### TASK DIRECTIONS
Print each line exactly as it is given.

### DATASET ENTRIES
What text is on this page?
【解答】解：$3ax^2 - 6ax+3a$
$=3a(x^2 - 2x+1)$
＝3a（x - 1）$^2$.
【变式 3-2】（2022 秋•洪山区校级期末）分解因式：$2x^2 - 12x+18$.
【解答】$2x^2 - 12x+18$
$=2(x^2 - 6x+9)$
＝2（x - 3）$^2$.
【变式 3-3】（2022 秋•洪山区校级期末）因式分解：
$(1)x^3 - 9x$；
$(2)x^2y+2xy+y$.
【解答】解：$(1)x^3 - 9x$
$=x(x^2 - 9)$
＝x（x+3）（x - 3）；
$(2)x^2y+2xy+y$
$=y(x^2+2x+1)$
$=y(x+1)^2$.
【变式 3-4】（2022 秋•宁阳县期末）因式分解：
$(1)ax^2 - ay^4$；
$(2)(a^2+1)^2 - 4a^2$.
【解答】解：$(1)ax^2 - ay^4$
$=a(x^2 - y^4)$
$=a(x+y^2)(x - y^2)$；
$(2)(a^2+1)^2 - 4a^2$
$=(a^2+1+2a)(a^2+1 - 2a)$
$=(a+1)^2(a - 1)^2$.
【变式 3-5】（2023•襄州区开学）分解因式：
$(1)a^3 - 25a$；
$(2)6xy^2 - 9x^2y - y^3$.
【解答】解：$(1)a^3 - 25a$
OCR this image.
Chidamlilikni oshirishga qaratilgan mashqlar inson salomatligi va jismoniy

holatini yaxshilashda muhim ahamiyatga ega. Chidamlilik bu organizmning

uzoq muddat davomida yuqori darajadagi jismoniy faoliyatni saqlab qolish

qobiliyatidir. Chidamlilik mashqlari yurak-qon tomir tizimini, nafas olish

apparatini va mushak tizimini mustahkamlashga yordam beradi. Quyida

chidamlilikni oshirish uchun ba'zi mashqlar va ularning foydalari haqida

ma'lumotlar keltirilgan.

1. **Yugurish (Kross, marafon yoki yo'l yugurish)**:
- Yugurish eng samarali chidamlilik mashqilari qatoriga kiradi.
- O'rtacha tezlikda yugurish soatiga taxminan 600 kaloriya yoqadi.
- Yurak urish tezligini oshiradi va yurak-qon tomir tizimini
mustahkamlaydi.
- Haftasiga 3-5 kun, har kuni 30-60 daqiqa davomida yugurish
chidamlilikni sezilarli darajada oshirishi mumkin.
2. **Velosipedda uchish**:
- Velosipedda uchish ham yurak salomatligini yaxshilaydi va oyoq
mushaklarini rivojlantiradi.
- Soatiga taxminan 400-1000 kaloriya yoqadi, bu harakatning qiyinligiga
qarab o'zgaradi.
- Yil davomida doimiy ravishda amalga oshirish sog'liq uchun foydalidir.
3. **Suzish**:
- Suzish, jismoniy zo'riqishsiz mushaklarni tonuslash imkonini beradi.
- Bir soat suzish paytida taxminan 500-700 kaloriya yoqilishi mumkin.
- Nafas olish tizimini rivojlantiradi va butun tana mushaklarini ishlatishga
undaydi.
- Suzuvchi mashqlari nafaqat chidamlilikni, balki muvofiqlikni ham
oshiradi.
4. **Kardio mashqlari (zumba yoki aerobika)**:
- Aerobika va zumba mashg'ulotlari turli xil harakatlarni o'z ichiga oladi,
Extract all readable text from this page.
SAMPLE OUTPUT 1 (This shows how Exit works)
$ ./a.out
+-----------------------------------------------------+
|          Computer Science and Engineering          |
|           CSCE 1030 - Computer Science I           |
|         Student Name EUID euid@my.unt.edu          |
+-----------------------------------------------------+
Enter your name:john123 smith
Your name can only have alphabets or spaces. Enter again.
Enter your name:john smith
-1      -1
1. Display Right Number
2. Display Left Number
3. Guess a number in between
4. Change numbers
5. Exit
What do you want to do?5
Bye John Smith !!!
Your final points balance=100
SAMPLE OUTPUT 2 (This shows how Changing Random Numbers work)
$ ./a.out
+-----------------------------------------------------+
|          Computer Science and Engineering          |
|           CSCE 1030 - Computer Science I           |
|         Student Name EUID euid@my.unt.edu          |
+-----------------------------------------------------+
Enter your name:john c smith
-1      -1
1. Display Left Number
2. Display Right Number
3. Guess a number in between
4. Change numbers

### ANSWER TO THE EXERCISE
What text is on this page?
【解答】解：$3ax^2 - 6ax+3a$
$=3a(x^2 - 2x+1)$
＝3a（x - 1）$^2$.
【变式 3-2】（2022 秋•洪山区校级期末）分解因式：$2x^2 - 12x+18$.
【解答】$2x^2 - 12x+18$
$=2(x^2 - 6x+9)$
＝2（x - 3）$^2$.
【变式 3-3】（2022 秋•洪山区校级期末）因式分解：
$(1)x^3 - 9x$；
$(2)x^2y+2xy+y$.
【解答】解：$(1)x^3 - 9x$
$=x(x^2 - 9)$
＝x（x+3）（x - 3）；
$(2)x^2y+2xy+y$
$=y(x^2+2x+1)$
$=y(x+1)^2$.
【变式 3-4】（2022 秋•宁阳县期末）因式分解：
$(1)ax^2 - ay^4$；
$(2)(a^2+1)^2 - 4a^2$.
【解答】解：$(1)ax^2 - ay^4$
$=a(x^2 - y^4)$
$=a(x+y^2)(x - y^2)$；
$(2)(a^2+1)^2 - 4a^2$
$=(a^2+1+2a)(a^2+1 - 2a)$
$=(a+1)^2(a - 1)^2$.
【变式 3-5】（2023•襄州区开学）分解因式：
$(1)a^3 - 25a$；
$(2)6xy^2 - 9x^2y - y^3$.
【解答】解：$(1)a^3 - 25a$
OCR this image.
Chidamlilikni oshirishga qaratilgan mashqlar inson salomatligi va jismoniy

holatini yaxshilashda muhim ahamiyatga ega. Chidamlilik bu organizmning

uzoq muddat davomida yuqori darajadagi jismoniy faoliyatni saqlab qolish

qobiliyatidir. Chidamlilik mashqlari yurak-qon tomir tizimini, nafas olish

apparatini va mushak tizimini mustahkamlashga yordam beradi. Quyida

chidamlilikni oshirish uchun ba'zi mashqlar va ularning foydalari haqida

ma'lumotlar keltirilgan.

1. **Yugurish (Kross, marafon yoki yo'l yugurish)**:
- Yugurish eng samarali chidamlilik mashqilari qatoriga kiradi.
- O'rtacha tezlikda yugurish soatiga taxminan 600 kaloriya yoqadi.
- Yurak urish tezligini oshiradi va yurak-qon tomir tizimini
mustahkamlaydi.
- Haftasiga 3-5 kun, har kuni 30-60 daqiqa davomida yugurish
chidamlilikni sezilarli darajada oshirishi mumkin.
2. **Velosipedda uchish**:
- Velosipedda uchish ham yurak salomatligini yaxshilaydi va oyoq
mushaklarini rivojlantiradi.
- Soatiga taxminan 400-1000 kaloriya yoqadi, bu harakatning qiyinligiga
qarab o'zgaradi.
- Yil davomida doimiy ravishda amalga oshirish sog'liq uchun foydalidir.
3. **Suzish**:
- Suzish, jismoniy zo'riqishsiz mushaklarni tonuslash imkonini beradi.
- Bir soat suzish paytida taxminan 500-700 kaloriya yoqilishi mumkin.
- Nafas olish tizimini rivojlantiradi va butun tana mushaklarini ishlatishga
undaydi.
- Suzuvchi mashqlari nafaqat chidamlilikni, balki muvofiqlikni ham
oshiradi.
4. **Kardio mashqlari (zumba yoki aerobika)**:
- Aerobika va zumba mashg'ulotlari turli xil harakatlarni o'z ichiga oladi,
Extract all readable text from this page.
SAMPLE OUTPUT 1 (This shows how Exit works)
$ ./a.out
+-----------------------------------------------------+
|          Computer Science and Engineering          |
|           CSCE 1030 - Computer Science I           |
|         Student Name EUID euid@my.unt.edu          |
+-----------------------------------------------------+
Enter your name:john123 smith
Your name can only have alphabets or spaces. Enter again.
Enter your name:john smith
-1      -1
1. Display Right Number
2. Display Left Number
3. Guess a number in between
4. Change numbers
5. Exit
What do you want to do?5
Bye John Smith !!!
Your final points balance=100
SAMPLE OUTPUT 2 (This shows how Changing Random Numbers work)
$ ./a.out
+-----------------------------------------------------+
|          Computer Science and Engineering          |
|           CSCE 1030 - Computer Science I           |
|         Student Name EUID euid@my.unt.edu          |
+-----------------------------------------------------+
Enter your name:john c smith
-1      -1
1. Display Left Number
2. Display Right Number
3. Guess a number in between
4. Change numbers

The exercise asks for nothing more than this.